▶ [Selection]:
------------------------------

Is this *seriously* handwritten?!? 3 colors, beatiful script, if someone told me it's printed font i wouldn't have a slightest doubt. Even those notes are decorated with colored leading letter (with alternating color, which bit disprooves later additions into notes). Anyway, beatyful handscript. Can't believe someone was able to write as nice as that...
Indeed it is handwritten.

Medieval books were not written in what we think of as handwriting, but in various kinds of formal script known as "book hands". Producing books was a trade. Early printed books mimicked these types of mss, were designed to have initials added manually, and were sometimes mistaken for manuscripts written by a very regular scribe.

------------------------------

▶ [Record excerpts]:
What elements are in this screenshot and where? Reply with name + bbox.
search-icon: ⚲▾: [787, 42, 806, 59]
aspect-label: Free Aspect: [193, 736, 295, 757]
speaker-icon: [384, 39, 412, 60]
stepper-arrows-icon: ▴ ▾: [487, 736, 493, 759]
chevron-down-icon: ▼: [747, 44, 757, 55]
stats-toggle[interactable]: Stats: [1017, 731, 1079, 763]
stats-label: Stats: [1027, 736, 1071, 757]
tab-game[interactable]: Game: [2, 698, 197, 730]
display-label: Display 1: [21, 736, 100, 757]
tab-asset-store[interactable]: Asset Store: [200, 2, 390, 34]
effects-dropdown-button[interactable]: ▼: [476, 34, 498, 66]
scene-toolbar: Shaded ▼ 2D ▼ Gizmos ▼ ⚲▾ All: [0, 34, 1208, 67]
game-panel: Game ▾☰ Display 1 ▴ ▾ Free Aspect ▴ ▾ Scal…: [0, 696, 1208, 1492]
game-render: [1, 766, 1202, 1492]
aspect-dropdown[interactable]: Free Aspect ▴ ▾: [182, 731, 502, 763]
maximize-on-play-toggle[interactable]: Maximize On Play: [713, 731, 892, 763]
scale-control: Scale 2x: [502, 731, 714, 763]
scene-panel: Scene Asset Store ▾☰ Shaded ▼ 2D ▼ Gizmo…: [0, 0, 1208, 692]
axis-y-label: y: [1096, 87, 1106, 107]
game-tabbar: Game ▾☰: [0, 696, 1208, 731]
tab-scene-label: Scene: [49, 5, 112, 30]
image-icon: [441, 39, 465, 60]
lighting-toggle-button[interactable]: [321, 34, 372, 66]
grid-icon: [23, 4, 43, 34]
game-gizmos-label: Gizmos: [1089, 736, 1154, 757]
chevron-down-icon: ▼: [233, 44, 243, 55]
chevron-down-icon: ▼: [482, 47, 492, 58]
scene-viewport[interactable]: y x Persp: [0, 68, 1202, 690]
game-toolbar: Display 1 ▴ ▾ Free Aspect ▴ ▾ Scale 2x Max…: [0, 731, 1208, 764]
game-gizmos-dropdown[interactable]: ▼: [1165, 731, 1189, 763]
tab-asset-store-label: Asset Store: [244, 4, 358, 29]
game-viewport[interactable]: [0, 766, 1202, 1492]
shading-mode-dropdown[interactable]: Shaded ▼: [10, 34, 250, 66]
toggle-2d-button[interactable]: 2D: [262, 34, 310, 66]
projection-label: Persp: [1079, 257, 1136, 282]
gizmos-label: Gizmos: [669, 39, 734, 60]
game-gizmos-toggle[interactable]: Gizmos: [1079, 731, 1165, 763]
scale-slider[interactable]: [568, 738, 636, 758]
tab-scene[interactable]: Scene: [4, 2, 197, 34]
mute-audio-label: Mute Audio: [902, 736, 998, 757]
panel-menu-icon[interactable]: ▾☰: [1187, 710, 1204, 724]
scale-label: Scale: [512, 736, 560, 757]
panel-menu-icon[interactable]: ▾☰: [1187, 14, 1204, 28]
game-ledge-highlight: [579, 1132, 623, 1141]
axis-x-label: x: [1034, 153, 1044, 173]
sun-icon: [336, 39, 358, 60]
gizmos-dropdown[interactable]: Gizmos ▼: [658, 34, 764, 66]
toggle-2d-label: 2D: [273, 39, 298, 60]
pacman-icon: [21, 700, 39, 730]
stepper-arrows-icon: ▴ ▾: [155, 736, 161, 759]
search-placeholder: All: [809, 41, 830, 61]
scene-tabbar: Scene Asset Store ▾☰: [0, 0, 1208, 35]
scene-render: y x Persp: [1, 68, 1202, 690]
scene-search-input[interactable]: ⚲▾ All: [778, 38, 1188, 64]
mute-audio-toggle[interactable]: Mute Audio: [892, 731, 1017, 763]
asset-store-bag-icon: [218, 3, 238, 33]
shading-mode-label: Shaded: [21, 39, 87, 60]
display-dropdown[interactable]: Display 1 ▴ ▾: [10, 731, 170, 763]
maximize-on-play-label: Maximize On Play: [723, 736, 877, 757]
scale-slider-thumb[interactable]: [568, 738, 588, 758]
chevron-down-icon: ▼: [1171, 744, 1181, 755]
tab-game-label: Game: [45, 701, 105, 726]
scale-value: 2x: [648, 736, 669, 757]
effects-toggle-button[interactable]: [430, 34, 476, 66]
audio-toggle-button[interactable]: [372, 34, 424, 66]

------------------------------

▶ [What you will do]:
**A)** In the text on medieval book script, what were the formal kinds of script used in medieval books known as?
**B)** Please quote the text on medieval book script between "Indeed it is" and "very regular scribe.", inclusive.

▶ [Responses in order]:
**A)** They were known as "book hands."

**B)**
Indeed it is handwritten.

Medieval books were not written in what we think of as handwriting, but in various kinds of formal script known as "book hands". Producing books was a trade. Early printed books mimicked these types of mss, were designed to have initials added manually, and were sometimes mistaken for manuscripts written by a very regular scribe.